**MATERIAL FOR THE TASK**:
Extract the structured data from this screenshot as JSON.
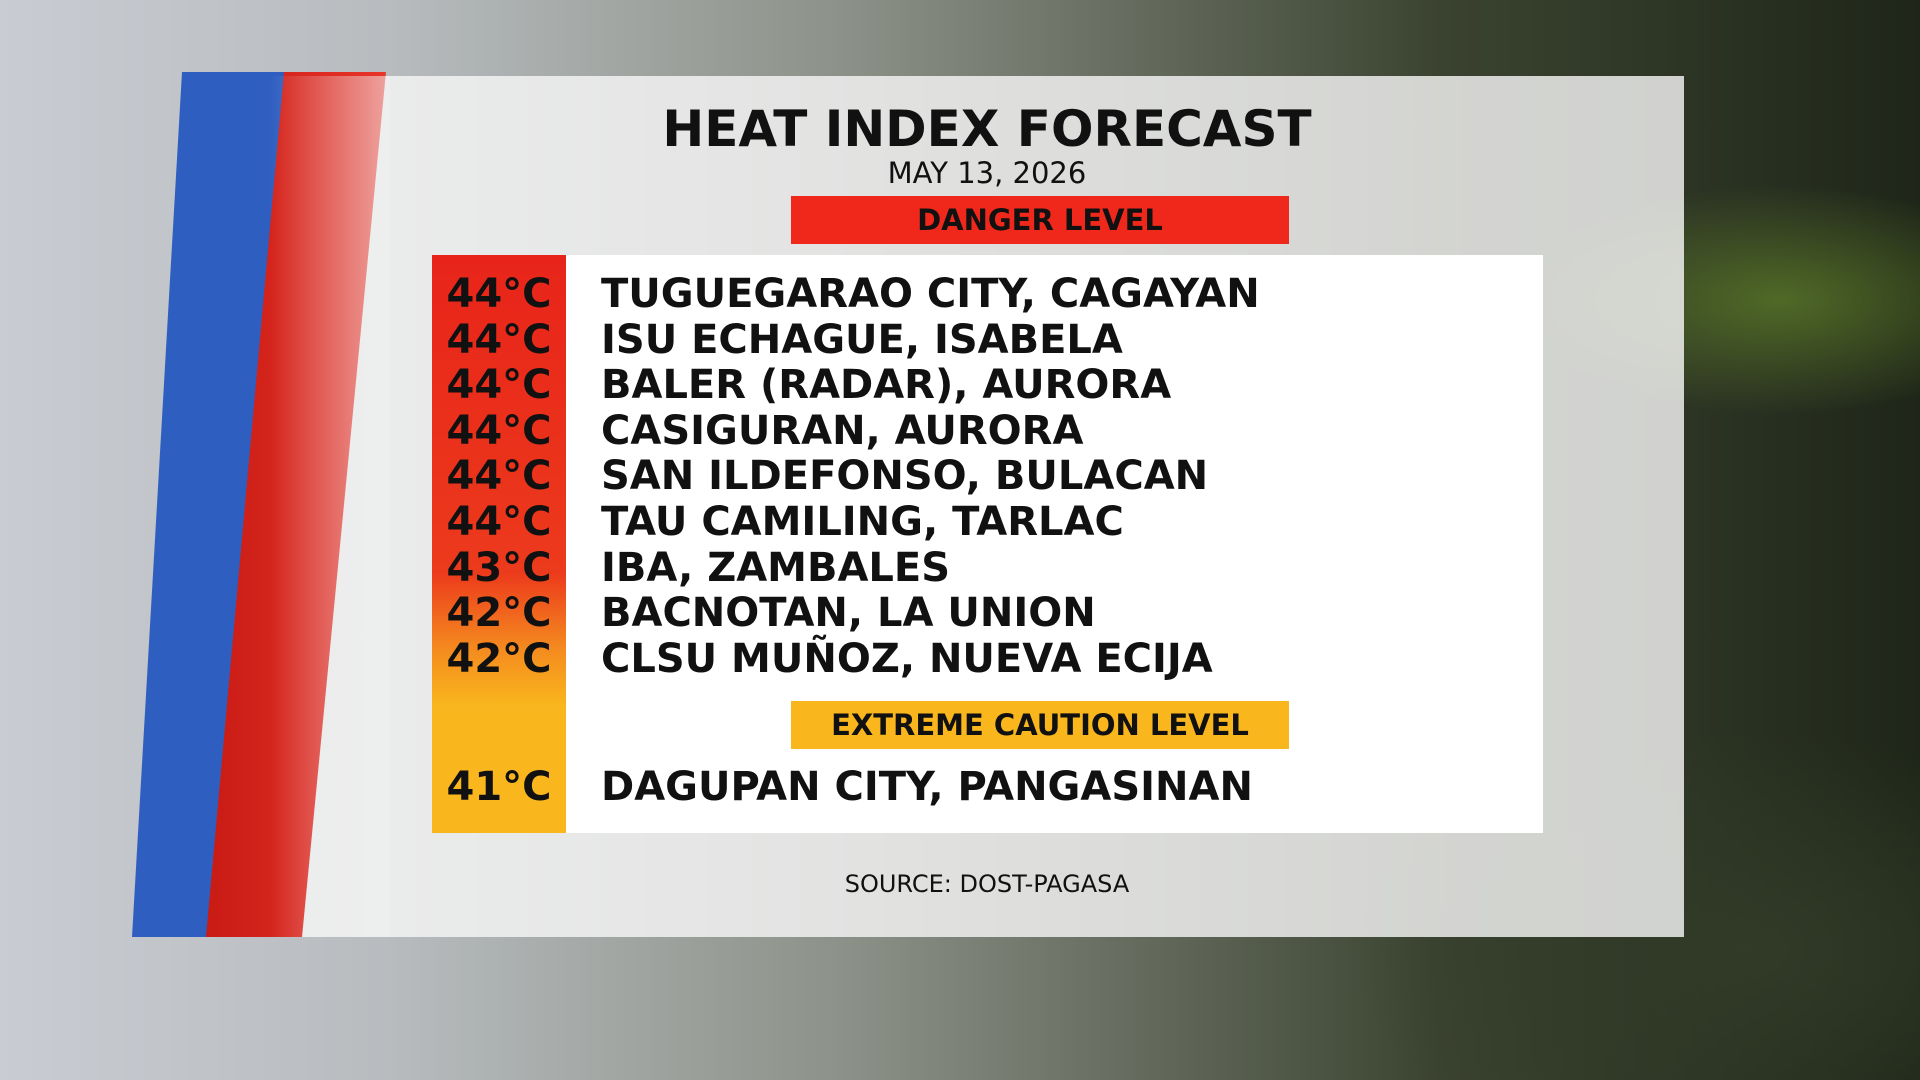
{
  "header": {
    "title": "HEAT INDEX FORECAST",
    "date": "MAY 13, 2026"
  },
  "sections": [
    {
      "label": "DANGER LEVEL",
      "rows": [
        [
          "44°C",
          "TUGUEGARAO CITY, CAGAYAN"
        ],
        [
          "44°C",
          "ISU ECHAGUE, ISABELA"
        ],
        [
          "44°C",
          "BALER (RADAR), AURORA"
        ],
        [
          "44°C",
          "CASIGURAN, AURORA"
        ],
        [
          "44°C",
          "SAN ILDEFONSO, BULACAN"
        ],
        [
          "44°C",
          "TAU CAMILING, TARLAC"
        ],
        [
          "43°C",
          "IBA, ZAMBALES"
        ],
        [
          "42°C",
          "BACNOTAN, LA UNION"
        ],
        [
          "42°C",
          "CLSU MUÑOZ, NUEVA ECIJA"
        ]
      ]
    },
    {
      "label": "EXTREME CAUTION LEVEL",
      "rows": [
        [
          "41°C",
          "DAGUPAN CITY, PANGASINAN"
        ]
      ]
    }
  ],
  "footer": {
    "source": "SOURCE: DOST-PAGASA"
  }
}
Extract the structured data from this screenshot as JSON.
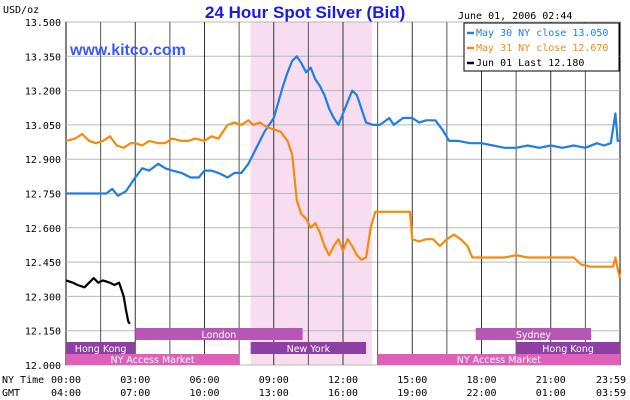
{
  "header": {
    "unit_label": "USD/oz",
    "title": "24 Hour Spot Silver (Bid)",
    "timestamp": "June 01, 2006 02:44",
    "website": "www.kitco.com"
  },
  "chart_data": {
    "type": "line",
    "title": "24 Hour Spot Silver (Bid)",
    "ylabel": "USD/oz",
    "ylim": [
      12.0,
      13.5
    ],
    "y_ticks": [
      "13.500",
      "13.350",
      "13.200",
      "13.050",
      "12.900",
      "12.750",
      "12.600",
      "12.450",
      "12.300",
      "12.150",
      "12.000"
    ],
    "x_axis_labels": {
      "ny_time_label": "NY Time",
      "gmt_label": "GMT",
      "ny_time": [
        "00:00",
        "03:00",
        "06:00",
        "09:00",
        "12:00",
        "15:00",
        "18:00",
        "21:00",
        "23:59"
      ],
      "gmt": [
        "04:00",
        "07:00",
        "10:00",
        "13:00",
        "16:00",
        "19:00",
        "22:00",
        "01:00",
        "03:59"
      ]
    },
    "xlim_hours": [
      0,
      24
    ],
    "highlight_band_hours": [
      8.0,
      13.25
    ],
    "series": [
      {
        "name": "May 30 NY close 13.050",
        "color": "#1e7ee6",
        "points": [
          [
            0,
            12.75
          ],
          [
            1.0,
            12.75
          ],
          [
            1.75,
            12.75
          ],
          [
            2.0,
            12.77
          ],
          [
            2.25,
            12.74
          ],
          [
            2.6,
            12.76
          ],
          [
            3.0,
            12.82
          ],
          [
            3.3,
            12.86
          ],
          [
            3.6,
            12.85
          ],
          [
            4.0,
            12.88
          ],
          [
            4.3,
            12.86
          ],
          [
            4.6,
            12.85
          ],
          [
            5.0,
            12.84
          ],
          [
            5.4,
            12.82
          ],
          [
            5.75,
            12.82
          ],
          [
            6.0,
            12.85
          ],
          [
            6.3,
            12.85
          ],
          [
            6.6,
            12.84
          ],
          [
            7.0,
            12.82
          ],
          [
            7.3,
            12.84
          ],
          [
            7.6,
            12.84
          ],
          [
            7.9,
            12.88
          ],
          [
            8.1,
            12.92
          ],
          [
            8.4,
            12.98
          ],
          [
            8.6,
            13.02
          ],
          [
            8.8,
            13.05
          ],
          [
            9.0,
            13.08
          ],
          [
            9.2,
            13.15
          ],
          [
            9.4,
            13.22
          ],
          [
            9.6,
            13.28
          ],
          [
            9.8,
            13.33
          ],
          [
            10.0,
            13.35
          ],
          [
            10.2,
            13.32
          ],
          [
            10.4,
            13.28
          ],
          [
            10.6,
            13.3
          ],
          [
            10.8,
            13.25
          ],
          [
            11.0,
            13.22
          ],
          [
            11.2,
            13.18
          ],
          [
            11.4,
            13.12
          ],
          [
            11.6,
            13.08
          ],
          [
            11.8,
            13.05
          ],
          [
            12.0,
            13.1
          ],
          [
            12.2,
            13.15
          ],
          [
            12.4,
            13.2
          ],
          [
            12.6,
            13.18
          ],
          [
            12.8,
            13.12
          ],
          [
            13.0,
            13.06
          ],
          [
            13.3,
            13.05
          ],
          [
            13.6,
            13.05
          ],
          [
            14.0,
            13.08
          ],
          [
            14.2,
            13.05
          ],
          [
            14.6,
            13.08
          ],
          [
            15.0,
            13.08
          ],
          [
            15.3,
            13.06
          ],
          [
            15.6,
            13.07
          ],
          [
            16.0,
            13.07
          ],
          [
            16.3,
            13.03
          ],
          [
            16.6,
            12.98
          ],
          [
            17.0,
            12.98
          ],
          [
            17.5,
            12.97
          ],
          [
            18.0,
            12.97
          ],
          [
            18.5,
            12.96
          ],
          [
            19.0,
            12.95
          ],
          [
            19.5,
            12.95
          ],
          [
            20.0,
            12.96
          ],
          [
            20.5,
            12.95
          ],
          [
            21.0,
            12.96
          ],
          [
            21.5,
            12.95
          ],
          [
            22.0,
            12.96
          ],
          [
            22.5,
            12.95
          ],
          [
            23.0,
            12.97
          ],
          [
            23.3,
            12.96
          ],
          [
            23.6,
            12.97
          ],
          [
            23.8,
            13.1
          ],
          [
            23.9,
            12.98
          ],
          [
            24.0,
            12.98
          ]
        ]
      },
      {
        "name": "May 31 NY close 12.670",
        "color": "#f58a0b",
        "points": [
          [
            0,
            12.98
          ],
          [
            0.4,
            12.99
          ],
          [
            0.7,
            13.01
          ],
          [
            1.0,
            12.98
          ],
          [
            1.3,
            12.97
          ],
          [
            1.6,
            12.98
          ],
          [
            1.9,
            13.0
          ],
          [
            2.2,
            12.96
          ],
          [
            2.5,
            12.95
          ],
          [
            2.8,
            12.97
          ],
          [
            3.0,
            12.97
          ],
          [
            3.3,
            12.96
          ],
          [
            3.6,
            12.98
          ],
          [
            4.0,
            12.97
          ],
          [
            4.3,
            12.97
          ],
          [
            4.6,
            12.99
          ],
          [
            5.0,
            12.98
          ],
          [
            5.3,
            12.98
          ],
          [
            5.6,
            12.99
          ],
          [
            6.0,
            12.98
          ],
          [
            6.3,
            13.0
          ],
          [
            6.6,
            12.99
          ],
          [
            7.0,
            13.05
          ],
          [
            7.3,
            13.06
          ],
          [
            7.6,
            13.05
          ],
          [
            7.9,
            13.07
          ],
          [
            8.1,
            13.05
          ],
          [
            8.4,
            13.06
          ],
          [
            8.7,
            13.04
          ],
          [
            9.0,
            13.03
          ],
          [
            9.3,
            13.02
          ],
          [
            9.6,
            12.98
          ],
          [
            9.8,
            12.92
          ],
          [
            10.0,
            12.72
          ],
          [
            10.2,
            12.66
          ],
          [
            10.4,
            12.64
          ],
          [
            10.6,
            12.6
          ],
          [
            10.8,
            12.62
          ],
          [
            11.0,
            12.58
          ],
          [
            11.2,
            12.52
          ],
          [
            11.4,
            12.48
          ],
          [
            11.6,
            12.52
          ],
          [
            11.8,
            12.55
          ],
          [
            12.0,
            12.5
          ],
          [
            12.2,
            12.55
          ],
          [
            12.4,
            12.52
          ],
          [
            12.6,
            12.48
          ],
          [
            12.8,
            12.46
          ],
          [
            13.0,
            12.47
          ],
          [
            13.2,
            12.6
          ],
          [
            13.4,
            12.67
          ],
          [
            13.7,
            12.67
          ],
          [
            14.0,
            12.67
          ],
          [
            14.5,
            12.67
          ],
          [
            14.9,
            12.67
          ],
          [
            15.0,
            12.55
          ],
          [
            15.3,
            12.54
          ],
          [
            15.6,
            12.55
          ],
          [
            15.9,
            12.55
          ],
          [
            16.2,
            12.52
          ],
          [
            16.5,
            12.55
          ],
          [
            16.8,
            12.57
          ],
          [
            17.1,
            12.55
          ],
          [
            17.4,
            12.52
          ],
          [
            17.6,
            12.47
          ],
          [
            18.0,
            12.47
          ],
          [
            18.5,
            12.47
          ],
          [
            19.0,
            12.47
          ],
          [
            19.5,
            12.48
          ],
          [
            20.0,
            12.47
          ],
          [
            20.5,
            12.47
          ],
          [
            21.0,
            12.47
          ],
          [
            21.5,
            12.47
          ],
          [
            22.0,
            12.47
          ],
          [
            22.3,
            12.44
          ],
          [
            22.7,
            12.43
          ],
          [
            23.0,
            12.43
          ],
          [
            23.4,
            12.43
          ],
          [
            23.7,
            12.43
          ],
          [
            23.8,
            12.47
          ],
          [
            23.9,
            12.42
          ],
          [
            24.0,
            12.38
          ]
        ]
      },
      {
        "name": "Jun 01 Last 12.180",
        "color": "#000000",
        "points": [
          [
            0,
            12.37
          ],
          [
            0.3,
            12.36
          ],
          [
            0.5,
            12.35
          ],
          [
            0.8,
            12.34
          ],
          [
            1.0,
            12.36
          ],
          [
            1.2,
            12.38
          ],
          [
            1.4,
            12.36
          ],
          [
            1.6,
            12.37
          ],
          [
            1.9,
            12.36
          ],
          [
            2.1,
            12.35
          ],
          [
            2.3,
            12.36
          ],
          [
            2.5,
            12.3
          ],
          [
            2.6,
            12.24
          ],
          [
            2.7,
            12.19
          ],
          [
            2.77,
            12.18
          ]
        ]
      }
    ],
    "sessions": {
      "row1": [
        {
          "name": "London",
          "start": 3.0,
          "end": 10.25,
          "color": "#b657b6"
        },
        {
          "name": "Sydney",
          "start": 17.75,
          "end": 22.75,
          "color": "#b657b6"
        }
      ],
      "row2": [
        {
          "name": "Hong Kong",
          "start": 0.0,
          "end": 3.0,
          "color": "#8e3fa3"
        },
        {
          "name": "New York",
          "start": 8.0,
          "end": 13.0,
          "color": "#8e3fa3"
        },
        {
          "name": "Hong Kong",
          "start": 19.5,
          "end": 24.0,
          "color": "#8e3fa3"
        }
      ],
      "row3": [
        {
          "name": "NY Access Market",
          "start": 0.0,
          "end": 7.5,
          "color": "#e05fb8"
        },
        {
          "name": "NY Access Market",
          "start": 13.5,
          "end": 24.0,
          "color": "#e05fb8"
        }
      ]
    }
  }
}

**WHAT THE TASK ASKS**:
Report all lines of the data above that include the string "LEVEL".

**OUTPUT OF THE TASK**:
      "label": "DANGER LEVEL",
      "label": "EXTREME CAUTION LEVEL",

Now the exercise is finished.